▶ [ОТРЫВОК]
***

Марк Тимофеевич был уже в Киеве. Работы пока не было. И он, посоветовавшись с Марией Александровной и Анной Ильиничной, отправляется в Петербург. С помощью старых друзей ему удалось поступить в управление Николаевской железной дороги.
И мать не опускает руки, пытается вырвать из тюрьмы пока хотя бы сына. И снова (в который раз!) садится за прошение.
«У сына при обыске отобрана писанная кем-то и данная ему на хранение программа занятий с рабочими.
Полагаю, что семимесячным заключением, полтора месяца из них он был даже продержан в крепости, сын мой достаточно уже наказан за имение при себе этого листка…
…В Киевском жандармском управлении мне указали на старшего сына, прибавив, что он сильно скомпрометирован.
Старший сын мой живет уже более 10 лет отдельно от семьи и несколько лет за границей, и если он и действительно скомпрометирован, то я не думаю, чтобы сестры и брат его должны были отвечать за его поступки».
Да, родственные узы с Лениным — это, пожалуй, и была самая весомая «улика». Серьезных же доказательств у охранников не было.

***

▶ [ИНСТРУКЦИИ К ЗАДАНИЯМ]
1. Куда Марку Тимофеевичу удалось поступить в Петербурге с помощью старых друзей, согласно отрывку о прошении матери?
2. Подхватите отрывок о прошении матери за сына и напишите продолжение, начиная сразу после его последнего предложения.

***

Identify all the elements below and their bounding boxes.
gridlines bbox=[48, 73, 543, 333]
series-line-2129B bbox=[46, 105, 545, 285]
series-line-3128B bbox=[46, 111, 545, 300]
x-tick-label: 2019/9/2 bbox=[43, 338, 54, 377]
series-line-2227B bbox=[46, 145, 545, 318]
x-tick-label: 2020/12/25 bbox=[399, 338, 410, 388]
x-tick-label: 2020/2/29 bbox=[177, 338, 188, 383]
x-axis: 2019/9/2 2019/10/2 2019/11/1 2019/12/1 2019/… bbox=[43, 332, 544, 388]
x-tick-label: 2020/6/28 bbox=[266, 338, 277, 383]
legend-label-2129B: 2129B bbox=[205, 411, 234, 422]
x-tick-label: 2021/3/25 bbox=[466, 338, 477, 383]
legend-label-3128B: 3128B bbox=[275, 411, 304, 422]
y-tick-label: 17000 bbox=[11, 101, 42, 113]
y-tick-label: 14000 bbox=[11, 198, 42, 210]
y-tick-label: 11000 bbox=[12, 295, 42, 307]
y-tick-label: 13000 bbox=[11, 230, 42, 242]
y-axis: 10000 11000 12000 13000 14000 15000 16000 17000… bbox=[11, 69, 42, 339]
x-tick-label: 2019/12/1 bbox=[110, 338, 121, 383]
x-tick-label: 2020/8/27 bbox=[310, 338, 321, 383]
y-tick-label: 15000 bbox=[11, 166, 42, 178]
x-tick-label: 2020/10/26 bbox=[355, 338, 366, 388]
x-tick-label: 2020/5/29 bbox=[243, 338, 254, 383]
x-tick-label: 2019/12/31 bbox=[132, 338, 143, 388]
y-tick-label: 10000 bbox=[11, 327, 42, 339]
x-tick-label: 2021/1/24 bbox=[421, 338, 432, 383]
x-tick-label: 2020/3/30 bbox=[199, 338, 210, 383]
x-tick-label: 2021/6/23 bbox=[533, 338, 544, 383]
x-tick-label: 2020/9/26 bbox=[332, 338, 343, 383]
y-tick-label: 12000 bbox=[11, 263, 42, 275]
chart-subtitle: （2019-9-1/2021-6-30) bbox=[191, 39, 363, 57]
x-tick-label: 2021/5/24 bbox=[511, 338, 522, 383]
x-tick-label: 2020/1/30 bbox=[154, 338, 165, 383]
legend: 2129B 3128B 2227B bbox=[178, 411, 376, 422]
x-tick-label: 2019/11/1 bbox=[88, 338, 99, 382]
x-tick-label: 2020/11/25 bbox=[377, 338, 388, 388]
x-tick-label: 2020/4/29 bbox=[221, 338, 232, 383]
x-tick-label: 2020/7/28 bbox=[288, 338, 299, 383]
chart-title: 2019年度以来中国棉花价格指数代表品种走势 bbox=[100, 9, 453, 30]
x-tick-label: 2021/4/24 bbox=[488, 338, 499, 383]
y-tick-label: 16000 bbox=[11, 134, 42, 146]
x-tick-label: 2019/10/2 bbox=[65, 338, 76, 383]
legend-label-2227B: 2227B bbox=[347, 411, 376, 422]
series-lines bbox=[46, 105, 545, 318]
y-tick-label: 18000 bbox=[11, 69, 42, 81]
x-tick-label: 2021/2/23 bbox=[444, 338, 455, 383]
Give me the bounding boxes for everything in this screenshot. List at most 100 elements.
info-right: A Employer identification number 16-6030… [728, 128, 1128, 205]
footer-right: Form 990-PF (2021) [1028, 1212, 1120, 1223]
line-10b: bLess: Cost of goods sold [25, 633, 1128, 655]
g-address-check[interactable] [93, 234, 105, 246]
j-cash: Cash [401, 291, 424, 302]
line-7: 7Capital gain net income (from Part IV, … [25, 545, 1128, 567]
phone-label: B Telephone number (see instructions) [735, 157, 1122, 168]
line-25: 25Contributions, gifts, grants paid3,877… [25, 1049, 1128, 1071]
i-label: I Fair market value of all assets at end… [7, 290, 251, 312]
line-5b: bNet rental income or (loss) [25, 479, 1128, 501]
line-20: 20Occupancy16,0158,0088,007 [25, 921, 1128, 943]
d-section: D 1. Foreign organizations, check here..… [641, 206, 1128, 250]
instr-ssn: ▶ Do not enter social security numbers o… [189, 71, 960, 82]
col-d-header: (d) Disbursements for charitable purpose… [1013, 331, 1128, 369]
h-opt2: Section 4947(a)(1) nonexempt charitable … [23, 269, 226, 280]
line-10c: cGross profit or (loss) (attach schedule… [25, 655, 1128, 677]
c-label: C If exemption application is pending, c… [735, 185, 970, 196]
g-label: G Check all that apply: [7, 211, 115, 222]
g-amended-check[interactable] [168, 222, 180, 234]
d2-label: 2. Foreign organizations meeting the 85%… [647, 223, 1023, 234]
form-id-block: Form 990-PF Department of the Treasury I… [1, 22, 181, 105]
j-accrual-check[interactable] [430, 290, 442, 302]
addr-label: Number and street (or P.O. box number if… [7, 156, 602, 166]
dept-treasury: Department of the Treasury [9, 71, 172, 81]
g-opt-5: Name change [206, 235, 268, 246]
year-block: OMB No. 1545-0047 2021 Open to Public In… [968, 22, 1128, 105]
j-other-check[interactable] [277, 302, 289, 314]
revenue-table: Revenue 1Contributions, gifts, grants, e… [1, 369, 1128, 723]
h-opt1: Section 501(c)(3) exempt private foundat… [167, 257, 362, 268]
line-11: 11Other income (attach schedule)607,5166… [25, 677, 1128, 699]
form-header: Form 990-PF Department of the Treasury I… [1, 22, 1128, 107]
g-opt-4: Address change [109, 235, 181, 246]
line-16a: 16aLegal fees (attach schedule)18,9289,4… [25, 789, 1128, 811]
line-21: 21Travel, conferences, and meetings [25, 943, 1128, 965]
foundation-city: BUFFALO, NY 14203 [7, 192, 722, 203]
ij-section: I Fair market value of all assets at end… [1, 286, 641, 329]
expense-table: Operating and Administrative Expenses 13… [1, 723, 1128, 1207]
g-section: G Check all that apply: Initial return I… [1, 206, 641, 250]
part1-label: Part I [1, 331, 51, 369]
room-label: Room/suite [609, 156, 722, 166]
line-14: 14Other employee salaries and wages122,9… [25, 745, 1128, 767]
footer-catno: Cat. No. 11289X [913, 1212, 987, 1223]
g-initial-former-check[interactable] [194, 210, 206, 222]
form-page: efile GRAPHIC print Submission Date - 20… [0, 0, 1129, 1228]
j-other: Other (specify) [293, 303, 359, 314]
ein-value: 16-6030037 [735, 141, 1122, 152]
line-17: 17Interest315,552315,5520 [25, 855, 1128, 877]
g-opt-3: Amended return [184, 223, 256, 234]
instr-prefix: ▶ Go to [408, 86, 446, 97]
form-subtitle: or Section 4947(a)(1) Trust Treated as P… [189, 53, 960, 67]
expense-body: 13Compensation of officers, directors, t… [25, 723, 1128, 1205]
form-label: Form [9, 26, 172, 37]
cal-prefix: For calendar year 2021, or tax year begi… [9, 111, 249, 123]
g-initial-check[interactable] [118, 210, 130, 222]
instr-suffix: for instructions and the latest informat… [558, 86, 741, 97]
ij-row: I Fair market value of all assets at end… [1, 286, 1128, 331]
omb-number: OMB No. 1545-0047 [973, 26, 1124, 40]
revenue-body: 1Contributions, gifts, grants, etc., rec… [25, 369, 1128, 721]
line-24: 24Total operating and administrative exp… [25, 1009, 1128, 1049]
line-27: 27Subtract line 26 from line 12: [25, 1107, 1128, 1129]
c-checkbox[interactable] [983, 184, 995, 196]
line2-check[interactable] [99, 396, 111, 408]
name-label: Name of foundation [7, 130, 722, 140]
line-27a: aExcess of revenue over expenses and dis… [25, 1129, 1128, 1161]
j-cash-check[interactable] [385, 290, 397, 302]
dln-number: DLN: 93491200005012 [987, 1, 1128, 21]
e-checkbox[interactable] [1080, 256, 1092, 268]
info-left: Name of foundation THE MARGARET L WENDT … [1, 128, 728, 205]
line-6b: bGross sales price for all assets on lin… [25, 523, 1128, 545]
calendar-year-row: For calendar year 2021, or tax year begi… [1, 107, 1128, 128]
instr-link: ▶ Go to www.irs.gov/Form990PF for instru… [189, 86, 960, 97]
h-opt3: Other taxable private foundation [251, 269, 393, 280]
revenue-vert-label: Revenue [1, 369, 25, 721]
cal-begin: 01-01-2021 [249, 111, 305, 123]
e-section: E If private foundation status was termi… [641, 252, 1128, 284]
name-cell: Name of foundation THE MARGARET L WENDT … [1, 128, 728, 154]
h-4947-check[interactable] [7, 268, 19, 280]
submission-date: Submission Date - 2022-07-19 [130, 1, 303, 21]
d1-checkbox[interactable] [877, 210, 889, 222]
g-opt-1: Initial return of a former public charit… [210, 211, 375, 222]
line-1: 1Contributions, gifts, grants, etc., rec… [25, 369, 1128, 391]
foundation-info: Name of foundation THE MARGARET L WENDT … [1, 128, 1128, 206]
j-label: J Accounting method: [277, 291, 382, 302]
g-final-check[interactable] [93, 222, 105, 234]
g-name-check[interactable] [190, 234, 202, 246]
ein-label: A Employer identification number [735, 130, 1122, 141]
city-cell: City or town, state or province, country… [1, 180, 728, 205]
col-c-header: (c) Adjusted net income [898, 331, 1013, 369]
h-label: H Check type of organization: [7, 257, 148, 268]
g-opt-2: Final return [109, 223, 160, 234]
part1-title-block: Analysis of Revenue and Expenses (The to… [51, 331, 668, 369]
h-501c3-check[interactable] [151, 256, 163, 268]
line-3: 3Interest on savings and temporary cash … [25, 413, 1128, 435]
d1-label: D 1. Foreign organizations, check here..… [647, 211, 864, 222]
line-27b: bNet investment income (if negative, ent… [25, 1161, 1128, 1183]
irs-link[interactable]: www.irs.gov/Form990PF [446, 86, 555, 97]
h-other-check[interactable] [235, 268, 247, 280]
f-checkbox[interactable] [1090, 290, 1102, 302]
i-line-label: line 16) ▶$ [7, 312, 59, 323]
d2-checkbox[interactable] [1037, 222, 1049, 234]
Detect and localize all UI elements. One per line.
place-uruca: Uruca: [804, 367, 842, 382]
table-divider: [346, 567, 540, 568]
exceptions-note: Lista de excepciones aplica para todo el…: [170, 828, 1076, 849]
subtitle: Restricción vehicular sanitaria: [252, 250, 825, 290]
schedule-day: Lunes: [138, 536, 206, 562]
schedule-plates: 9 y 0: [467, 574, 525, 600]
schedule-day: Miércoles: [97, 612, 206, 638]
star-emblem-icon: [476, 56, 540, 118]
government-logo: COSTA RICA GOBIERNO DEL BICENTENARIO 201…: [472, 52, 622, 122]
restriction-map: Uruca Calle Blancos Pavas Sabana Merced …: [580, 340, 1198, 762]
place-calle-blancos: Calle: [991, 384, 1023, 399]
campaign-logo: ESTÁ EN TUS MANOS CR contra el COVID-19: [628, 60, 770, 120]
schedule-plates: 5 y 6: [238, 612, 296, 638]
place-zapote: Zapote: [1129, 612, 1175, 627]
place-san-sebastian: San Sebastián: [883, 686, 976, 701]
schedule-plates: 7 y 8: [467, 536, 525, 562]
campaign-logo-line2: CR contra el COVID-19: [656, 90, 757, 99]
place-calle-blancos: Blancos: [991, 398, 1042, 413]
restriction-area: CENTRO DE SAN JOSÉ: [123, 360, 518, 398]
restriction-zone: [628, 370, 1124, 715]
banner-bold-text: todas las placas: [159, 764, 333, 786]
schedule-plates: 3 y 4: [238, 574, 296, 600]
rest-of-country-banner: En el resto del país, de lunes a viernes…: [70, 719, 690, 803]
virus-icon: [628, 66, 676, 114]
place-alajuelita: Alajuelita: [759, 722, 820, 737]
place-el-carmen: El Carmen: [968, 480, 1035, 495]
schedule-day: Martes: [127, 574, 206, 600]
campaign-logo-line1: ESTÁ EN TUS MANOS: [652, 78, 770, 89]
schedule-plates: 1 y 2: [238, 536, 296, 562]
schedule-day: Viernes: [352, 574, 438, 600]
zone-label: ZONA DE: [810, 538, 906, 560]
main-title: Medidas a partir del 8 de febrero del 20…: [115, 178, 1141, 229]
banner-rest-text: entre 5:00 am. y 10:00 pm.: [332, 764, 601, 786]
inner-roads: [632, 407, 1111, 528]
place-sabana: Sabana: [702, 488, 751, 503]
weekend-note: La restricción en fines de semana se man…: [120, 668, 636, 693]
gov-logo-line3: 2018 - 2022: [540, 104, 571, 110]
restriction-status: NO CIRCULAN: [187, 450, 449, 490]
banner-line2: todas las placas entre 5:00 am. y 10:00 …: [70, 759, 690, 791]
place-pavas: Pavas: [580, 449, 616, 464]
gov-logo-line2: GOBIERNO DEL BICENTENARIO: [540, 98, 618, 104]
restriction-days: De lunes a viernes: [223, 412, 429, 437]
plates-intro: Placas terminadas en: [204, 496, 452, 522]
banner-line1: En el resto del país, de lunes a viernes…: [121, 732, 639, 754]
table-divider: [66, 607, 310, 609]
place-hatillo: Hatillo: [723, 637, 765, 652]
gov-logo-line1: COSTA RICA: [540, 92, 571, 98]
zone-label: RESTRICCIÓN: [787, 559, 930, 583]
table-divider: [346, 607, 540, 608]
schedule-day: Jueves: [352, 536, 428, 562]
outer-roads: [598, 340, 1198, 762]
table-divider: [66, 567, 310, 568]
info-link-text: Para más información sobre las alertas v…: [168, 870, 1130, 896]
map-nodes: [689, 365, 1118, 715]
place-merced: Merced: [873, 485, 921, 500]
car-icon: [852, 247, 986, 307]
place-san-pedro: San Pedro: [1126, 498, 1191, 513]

***

▶ [ОТВЕТЫ ПО ЗАДАНИЯМ]
1. В управление Николаевской железной дороги.

2.
Дмитрий Ильич настаивает, чтобы ему предоставили возможность заниматься самообразованием. Но книгами пользоваться ему не разрешили. Не давали и газет. Однако до него донеслись вести о начале русско-японской войны. Узнал он также о том, что рабочие «Арсенала» потребовали освободить всех политических заключенных. Оставшиеся на воле товарищи по партии всячески его поддерживали.
Под нажимом рабочих царское правительство вынуждено было выпустить из тюрьмы первую группу заключенных, в том числе и Марию Ильиничну.
«Большущий привет Маняше и поздравление с свободой», — пишет 2 июля Владимир Ильич из Лозанны[17].
Вот уже на воле и Анна Ильинична. Немного придя в себя, она уезжает к мужу в Петербург, но ей отказывают в праве жительства в столице. Тогда Марк Тимофеевич снимает квартиру в поселке Саблино, в тридцати минутах езды от Петербурга. Анна Ильинична пишет матери, приглашает в Саблино. Но пока Митя в тюрьме, она никуда не поедет, хотя ей так необходим отдых. Это чувствовал Владимир Ильич: «Дорогая мамочка!.. Тебе надо непременно отдохнуть летом. Пожалуйста, переберитесь куда-нибудь на лоно природы»[18].
Положение матери беспокоит и Дмитрия Ильича. Из тюремной камеры он обращается к прокурору Киевской судебной палаты: «…Полное одиночество, которое создано для моей матери после ареста меня с женой и обеих моих сестер, действуют на нее, особенно в последнее время, когда у нее появились признаки старой болезни, прямо убийственным образом… Крайне затруднительны свидания за решеткой как вследствие того, что среди шума и разговоров со всех сторон она плохо слышит и сама не может говорить достаточно громко, так и потому, что ей тяжело подолгу стоять». Он просит пощадить его мать. В ответ — молчание.
И все же настал день, когда перед Дмитрием Ильичом открылись тюремные двери.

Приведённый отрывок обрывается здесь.